Exercise description >>
Look through the data and write out every line with the word "capacity" in it.

Extracts from a graphics dataset >>
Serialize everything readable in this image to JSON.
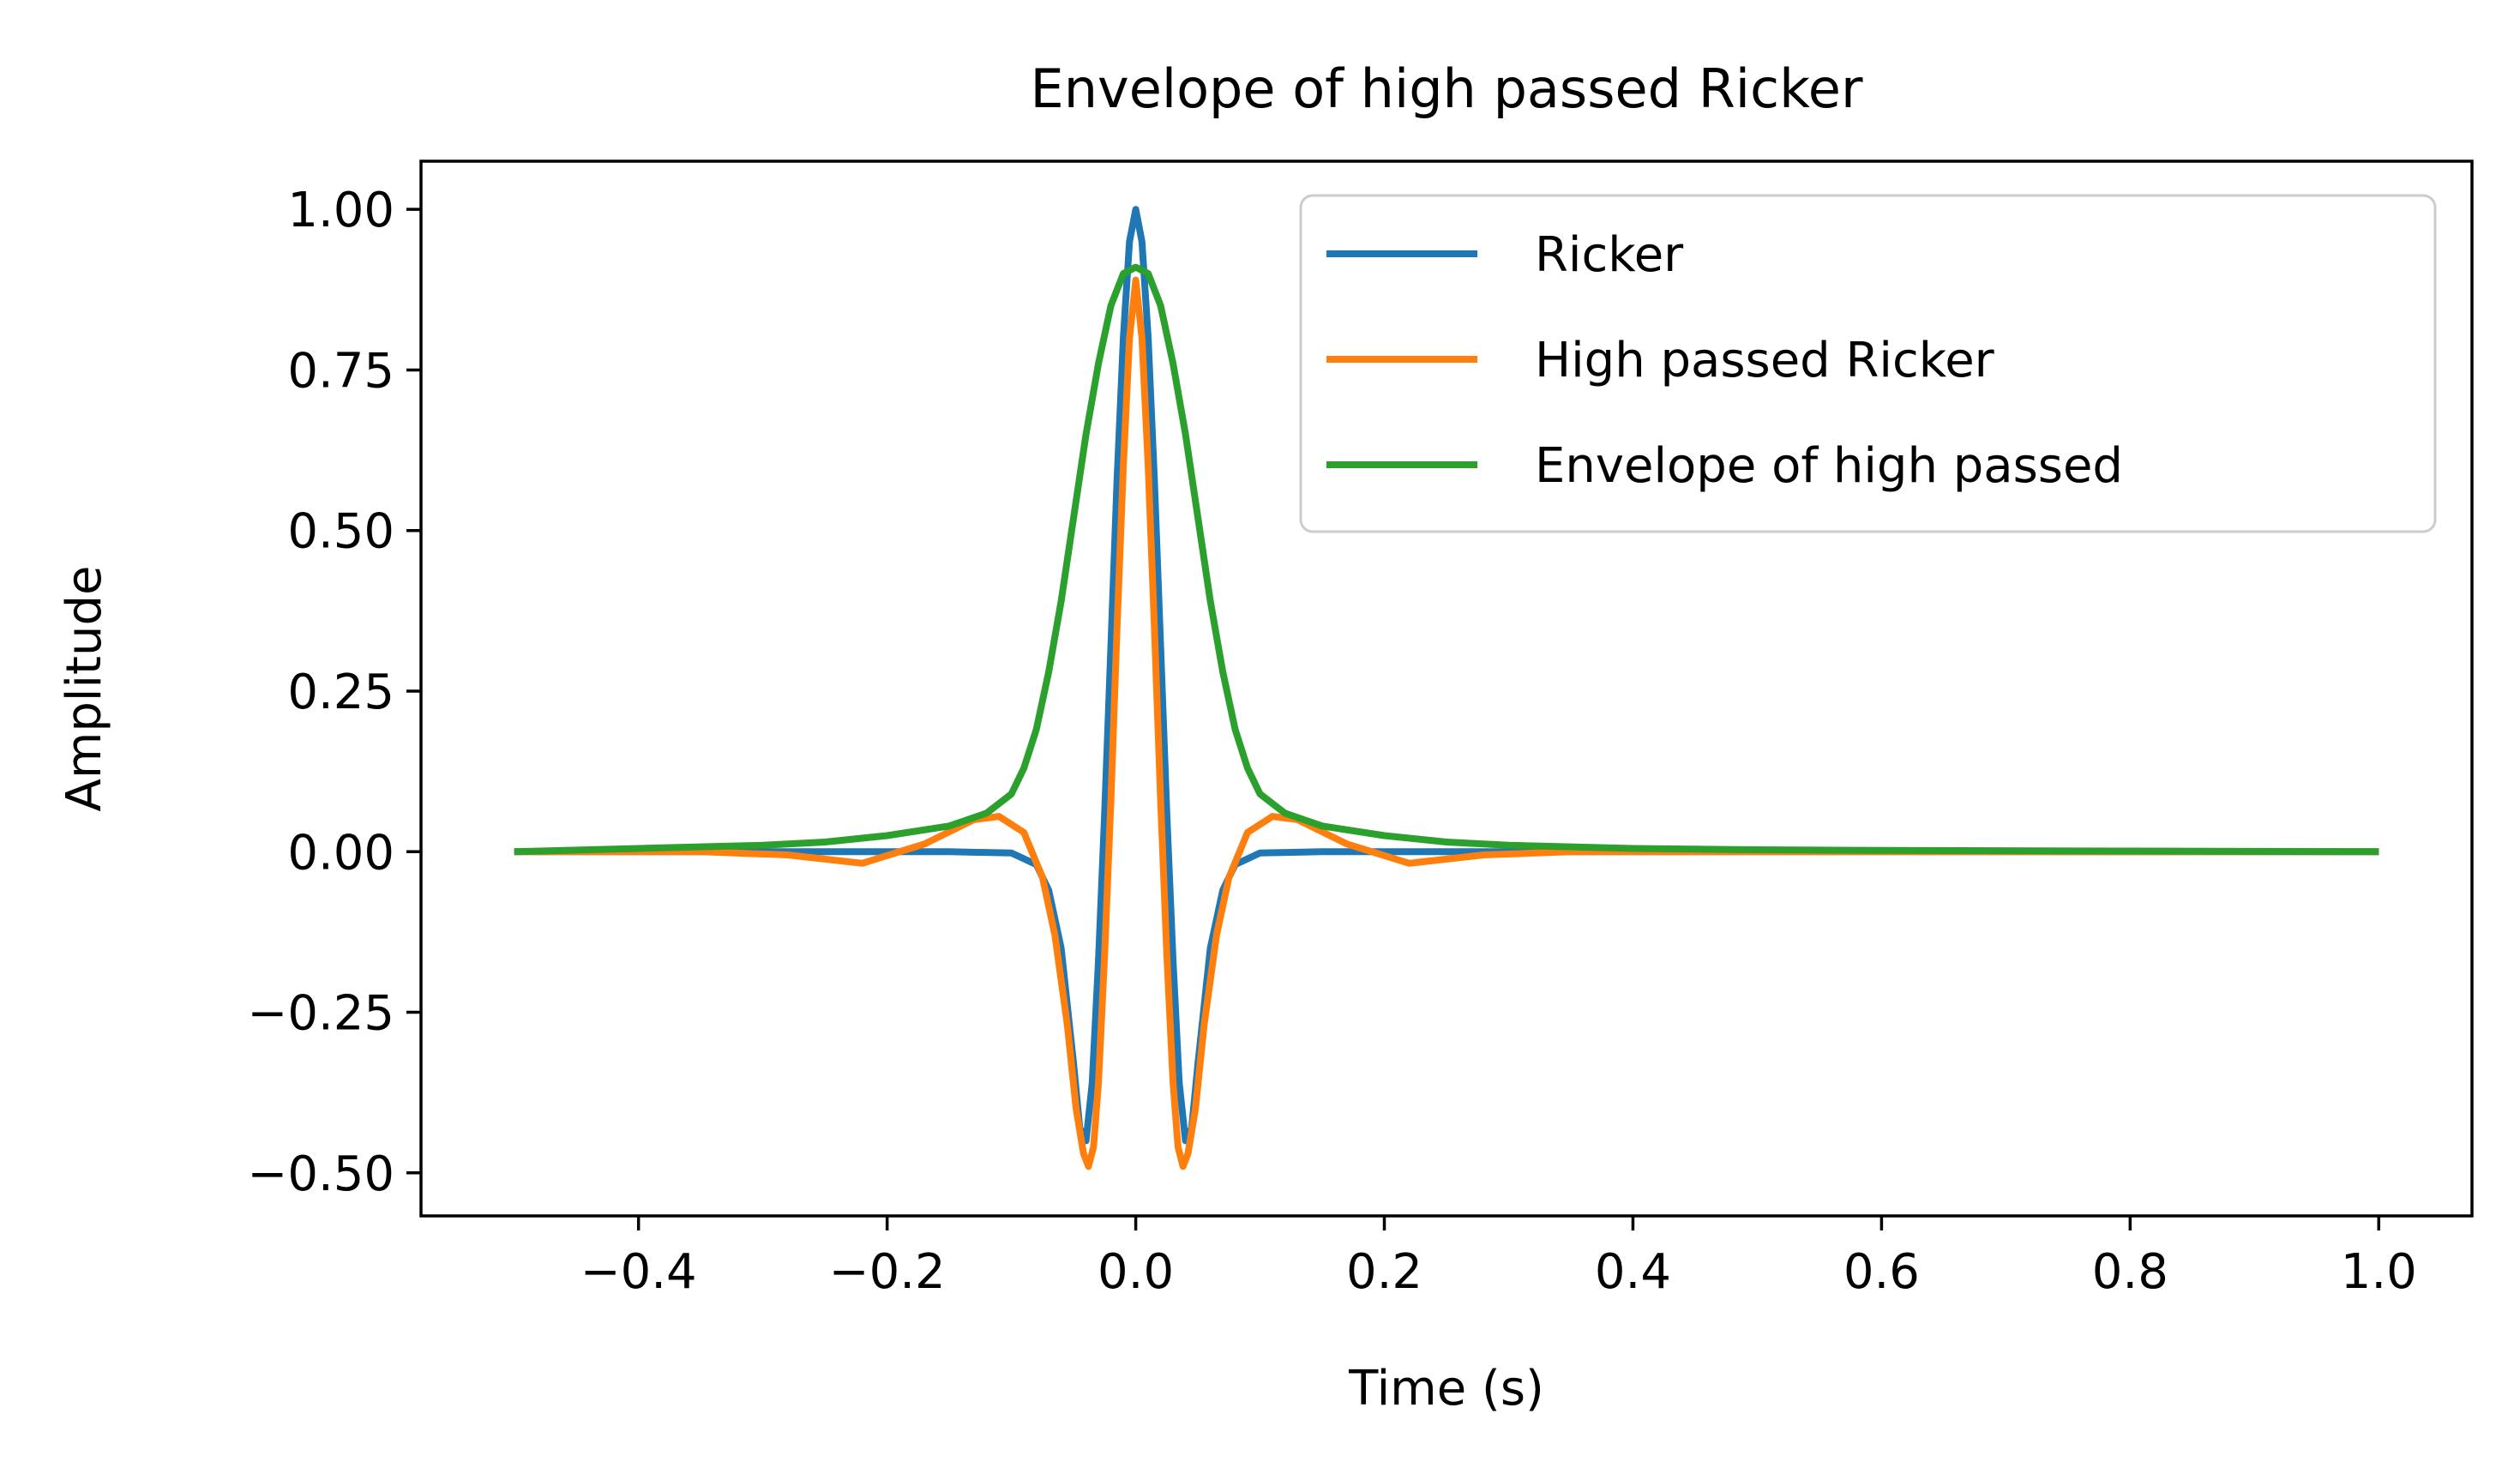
{
  "chart_data": {
    "type": "line",
    "title": "Envelope of high passed Ricker",
    "xlabel": "Time (s)",
    "ylabel": "Amplitude",
    "xlim": [
      -0.575,
      1.075
    ],
    "ylim": [
      -0.567,
      1.075
    ],
    "xticks": [
      -0.4,
      -0.2,
      0.0,
      0.2,
      0.4,
      0.6,
      0.8,
      1.0
    ],
    "xtick_labels": [
      "−0.4",
      "−0.2",
      "0.0",
      "0.2",
      "0.4",
      "0.6",
      "0.8",
      "1.0"
    ],
    "yticks": [
      1.0,
      0.75,
      0.5,
      0.25,
      0.0,
      -0.25,
      -0.5
    ],
    "ytick_labels": [
      "1.00",
      "0.75",
      "0.50",
      "0.25",
      "0.00",
      "−0.25",
      "−0.50"
    ],
    "grid": false,
    "legend_position": "top-right",
    "series": [
      {
        "name": "Ricker",
        "color": "#1f77b4",
        "x": [
          -0.5,
          -0.3,
          -0.15,
          -0.1,
          -0.08,
          -0.07,
          -0.06,
          -0.05,
          -0.045,
          -0.04,
          -0.035,
          -0.03,
          -0.025,
          -0.02,
          -0.015,
          -0.01,
          -0.005,
          0.0,
          0.005,
          0.01,
          0.015,
          0.02,
          0.025,
          0.03,
          0.035,
          0.04,
          0.045,
          0.05,
          0.06,
          0.07,
          0.08,
          0.1,
          0.15,
          0.3,
          0.5,
          0.7,
          1.0
        ],
        "y": [
          0.0,
          0.0,
          0.0,
          -0.002,
          -0.02,
          -0.06,
          -0.15,
          -0.33,
          -0.43,
          -0.45,
          -0.36,
          -0.17,
          0.06,
          0.32,
          0.58,
          0.8,
          0.95,
          1.0,
          0.95,
          0.8,
          0.58,
          0.32,
          0.06,
          -0.17,
          -0.36,
          -0.45,
          -0.43,
          -0.33,
          -0.15,
          -0.06,
          -0.02,
          -0.002,
          0.0,
          0.0,
          0.0,
          0.0,
          0.0
        ]
      },
      {
        "name": "High passed Ricker",
        "color": "#ff7f0e",
        "x": [
          -0.5,
          -0.35,
          -0.28,
          -0.22,
          -0.17,
          -0.13,
          -0.11,
          -0.09,
          -0.075,
          -0.065,
          -0.055,
          -0.048,
          -0.042,
          -0.038,
          -0.034,
          -0.03,
          -0.025,
          -0.02,
          -0.015,
          -0.01,
          -0.005,
          0.0,
          0.005,
          0.01,
          0.015,
          0.02,
          0.025,
          0.03,
          0.034,
          0.038,
          0.042,
          0.048,
          0.055,
          0.065,
          0.075,
          0.09,
          0.11,
          0.13,
          0.17,
          0.22,
          0.28,
          0.35,
          0.5,
          0.7,
          1.0
        ],
        "y": [
          0.0,
          0.0,
          -0.005,
          -0.018,
          0.012,
          0.05,
          0.055,
          0.03,
          -0.04,
          -0.13,
          -0.27,
          -0.4,
          -0.47,
          -0.49,
          -0.46,
          -0.36,
          -0.16,
          0.08,
          0.35,
          0.6,
          0.8,
          0.89,
          0.8,
          0.6,
          0.35,
          0.08,
          -0.16,
          -0.36,
          -0.46,
          -0.49,
          -0.47,
          -0.4,
          -0.27,
          -0.13,
          -0.04,
          0.03,
          0.055,
          0.05,
          0.012,
          -0.018,
          -0.005,
          0.0,
          0.0,
          0.0,
          0.0
        ]
      },
      {
        "name": "Envelope of high passed",
        "color": "#2ca02c",
        "x": [
          -0.5,
          -0.4,
          -0.3,
          -0.25,
          -0.2,
          -0.15,
          -0.12,
          -0.1,
          -0.09,
          -0.08,
          -0.07,
          -0.06,
          -0.05,
          -0.04,
          -0.03,
          -0.02,
          -0.01,
          0.0,
          0.01,
          0.02,
          0.03,
          0.04,
          0.05,
          0.06,
          0.07,
          0.08,
          0.09,
          0.1,
          0.12,
          0.15,
          0.2,
          0.25,
          0.3,
          0.4,
          0.5,
          0.6,
          0.8,
          1.0
        ],
        "y": [
          0.0,
          0.005,
          0.01,
          0.015,
          0.025,
          0.04,
          0.06,
          0.09,
          0.13,
          0.19,
          0.28,
          0.39,
          0.52,
          0.65,
          0.76,
          0.85,
          0.9,
          0.91,
          0.9,
          0.85,
          0.76,
          0.65,
          0.52,
          0.39,
          0.28,
          0.19,
          0.13,
          0.09,
          0.06,
          0.04,
          0.025,
          0.015,
          0.01,
          0.005,
          0.003,
          0.002,
          0.001,
          0.0
        ]
      }
    ]
  }
}
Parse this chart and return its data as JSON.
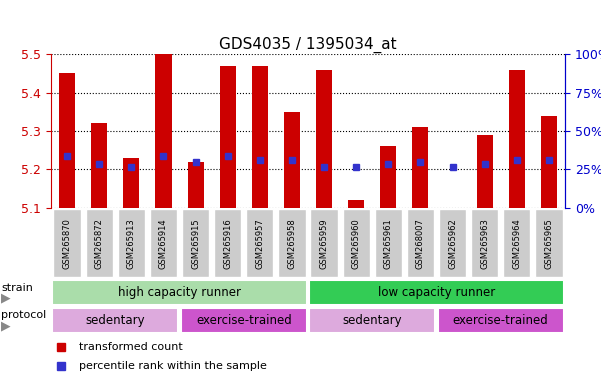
{
  "title": "GDS4035 / 1395034_at",
  "samples": [
    "GSM265870",
    "GSM265872",
    "GSM265913",
    "GSM265914",
    "GSM265915",
    "GSM265916",
    "GSM265957",
    "GSM265958",
    "GSM265959",
    "GSM265960",
    "GSM265961",
    "GSM268007",
    "GSM265962",
    "GSM265963",
    "GSM265964",
    "GSM265965"
  ],
  "transformed_count": [
    5.45,
    5.32,
    5.23,
    5.5,
    5.22,
    5.47,
    5.47,
    5.35,
    5.46,
    5.12,
    5.26,
    5.31,
    5.1,
    5.29,
    5.46,
    5.34
  ],
  "percentile_rank": [
    5.235,
    5.215,
    5.205,
    5.235,
    5.22,
    5.235,
    5.225,
    5.225,
    5.205,
    5.205,
    5.215,
    5.22,
    5.205,
    5.215,
    5.225,
    5.225
  ],
  "ylim": [
    5.1,
    5.5
  ],
  "y_ticks": [
    5.1,
    5.2,
    5.3,
    5.4,
    5.5
  ],
  "y2_ticks": [
    0,
    25,
    50,
    75,
    100
  ],
  "bar_color": "#cc0000",
  "dot_color": "#3333cc",
  "base": 5.1,
  "strain_groups": [
    {
      "label": "high capacity runner",
      "start": 0,
      "end": 8,
      "color": "#aaddaa"
    },
    {
      "label": "low capacity runner",
      "start": 8,
      "end": 16,
      "color": "#33cc55"
    }
  ],
  "protocol_groups": [
    {
      "label": "sedentary",
      "start": 0,
      "end": 4,
      "color": "#ddaadd"
    },
    {
      "label": "exercise-trained",
      "start": 4,
      "end": 8,
      "color": "#cc55cc"
    },
    {
      "label": "sedentary",
      "start": 8,
      "end": 12,
      "color": "#ddaadd"
    },
    {
      "label": "exercise-trained",
      "start": 12,
      "end": 16,
      "color": "#cc55cc"
    }
  ],
  "legend_items": [
    {
      "label": "transformed count",
      "color": "#cc0000"
    },
    {
      "label": "percentile rank within the sample",
      "color": "#3333cc"
    }
  ],
  "strain_label": "strain",
  "protocol_label": "protocol",
  "bg_color": "#ffffff",
  "tick_color_left": "#cc0000",
  "tick_color_right": "#0000cc",
  "xtick_bg": "#cccccc"
}
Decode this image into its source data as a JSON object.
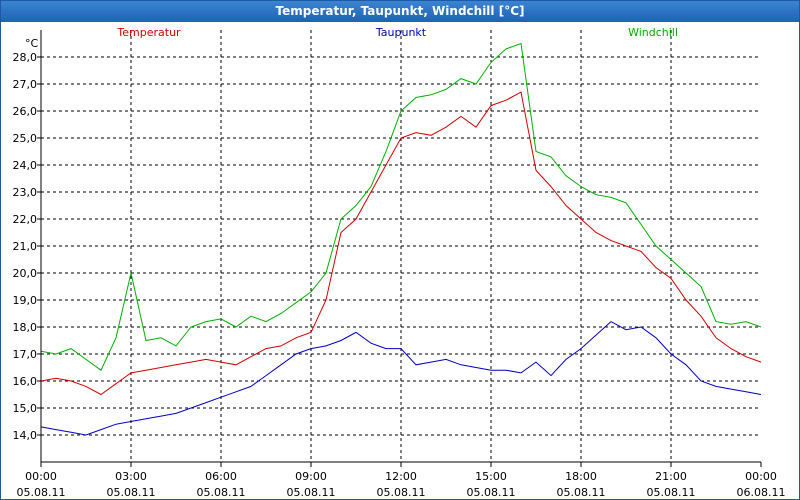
{
  "window": {
    "title": "Temperatur, Taupunkt, Windchill [°C]"
  },
  "chart_data": {
    "type": "line",
    "title": "Temperatur, Taupunkt, Windchill [°C]",
    "ylabel": "°C",
    "xlabel": "",
    "ylim": [
      13.0,
      29.0
    ],
    "xlim": [
      0,
      24
    ],
    "grid": true,
    "y_ticks": [
      "14,0",
      "15,0",
      "16,0",
      "17,0",
      "18,0",
      "19,0",
      "20,0",
      "21,0",
      "22,0",
      "23,0",
      "24,0",
      "25,0",
      "26,0",
      "27,0",
      "28,0"
    ],
    "x_ticks": [
      {
        "time": "00:00",
        "date": "05.08.11"
      },
      {
        "time": "03:00",
        "date": "05.08.11"
      },
      {
        "time": "06:00",
        "date": "05.08.11"
      },
      {
        "time": "09:00",
        "date": "05.08.11"
      },
      {
        "time": "12:00",
        "date": "05.08.11"
      },
      {
        "time": "15:00",
        "date": "05.08.11"
      },
      {
        "time": "18:00",
        "date": "05.08.11"
      },
      {
        "time": "21:00",
        "date": "05.08.11"
      },
      {
        "time": "00:00",
        "date": "06.08.11"
      }
    ],
    "x": [
      0,
      0.5,
      1,
      1.5,
      2,
      2.5,
      3,
      3.5,
      4,
      4.5,
      5,
      5.5,
      6,
      6.5,
      7,
      7.5,
      8,
      8.5,
      9,
      9.5,
      10,
      10.5,
      11,
      11.5,
      12,
      12.5,
      13,
      13.5,
      14,
      14.5,
      15,
      15.5,
      16,
      16.5,
      17,
      17.5,
      18,
      18.5,
      19,
      19.5,
      20,
      20.5,
      21,
      21.5,
      22,
      22.5,
      23,
      23.5,
      24
    ],
    "series": [
      {
        "name": "Temperatur",
        "color": "#d40000",
        "values": [
          16.0,
          16.1,
          16.0,
          15.8,
          15.5,
          15.9,
          16.3,
          16.4,
          16.5,
          16.6,
          16.7,
          16.8,
          16.7,
          16.6,
          16.9,
          17.2,
          17.3,
          17.6,
          17.8,
          19.0,
          21.5,
          22.0,
          23.0,
          24.0,
          25.0,
          25.2,
          25.1,
          25.4,
          25.8,
          25.4,
          26.2,
          26.4,
          26.7,
          23.8,
          23.2,
          22.5,
          22.0,
          21.5,
          21.2,
          21.0,
          20.8,
          20.2,
          19.8,
          19.0,
          18.4,
          17.6,
          17.2,
          16.9,
          16.7
        ]
      },
      {
        "name": "Taupunkt",
        "color": "#0000c8",
        "values": [
          14.3,
          14.2,
          14.1,
          14.0,
          14.2,
          14.4,
          14.5,
          14.6,
          14.7,
          14.8,
          15.0,
          15.2,
          15.4,
          15.6,
          15.8,
          16.2,
          16.6,
          17.0,
          17.2,
          17.3,
          17.5,
          17.8,
          17.4,
          17.2,
          17.2,
          16.6,
          16.7,
          16.8,
          16.6,
          16.5,
          16.4,
          16.4,
          16.3,
          16.7,
          16.2,
          16.8,
          17.2,
          17.7,
          18.2,
          17.9,
          18.0,
          17.6,
          17.0,
          16.6,
          16.0,
          15.8,
          15.7,
          15.6,
          15.5
        ]
      },
      {
        "name": "Windchill",
        "color": "#00b000",
        "values": [
          17.1,
          17.0,
          17.2,
          16.8,
          16.4,
          17.6,
          20.0,
          17.5,
          17.6,
          17.3,
          18.0,
          18.2,
          18.3,
          18.0,
          18.4,
          18.2,
          18.5,
          18.9,
          19.3,
          20.0,
          22.0,
          22.5,
          23.2,
          24.5,
          26.0,
          26.5,
          26.6,
          26.8,
          27.2,
          27.0,
          27.8,
          28.3,
          28.5,
          24.5,
          24.3,
          23.6,
          23.2,
          22.9,
          22.8,
          22.6,
          21.8,
          21.0,
          20.5,
          20.0,
          19.5,
          18.2,
          18.1,
          18.2,
          18.0
        ]
      }
    ]
  }
}
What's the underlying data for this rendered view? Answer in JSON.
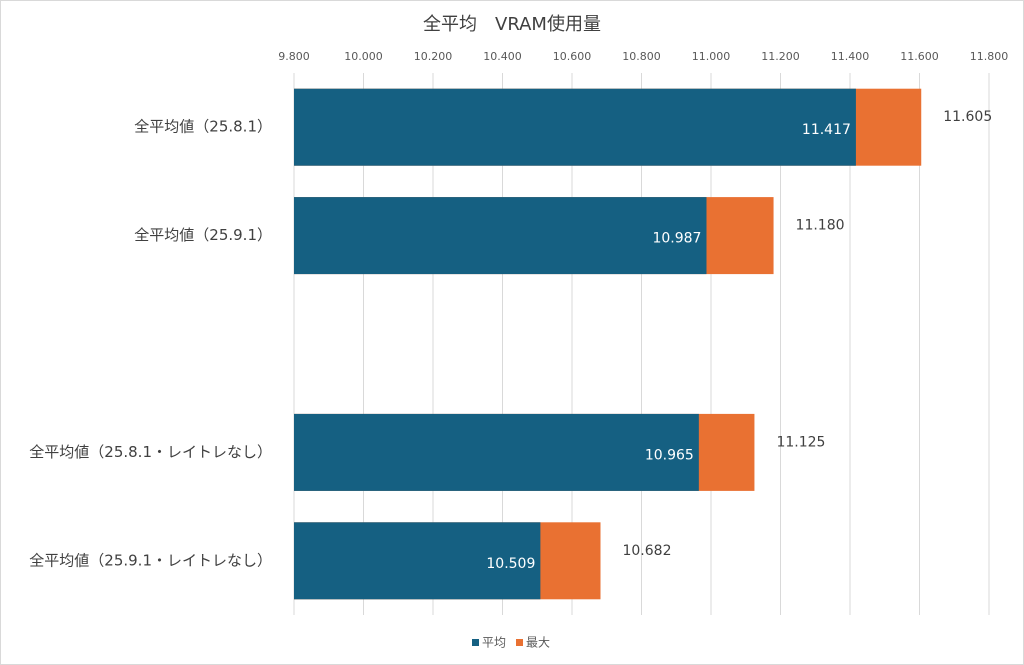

Answer to this task >>
      "label": "high capacity runner",
      "label": "low capacity runner",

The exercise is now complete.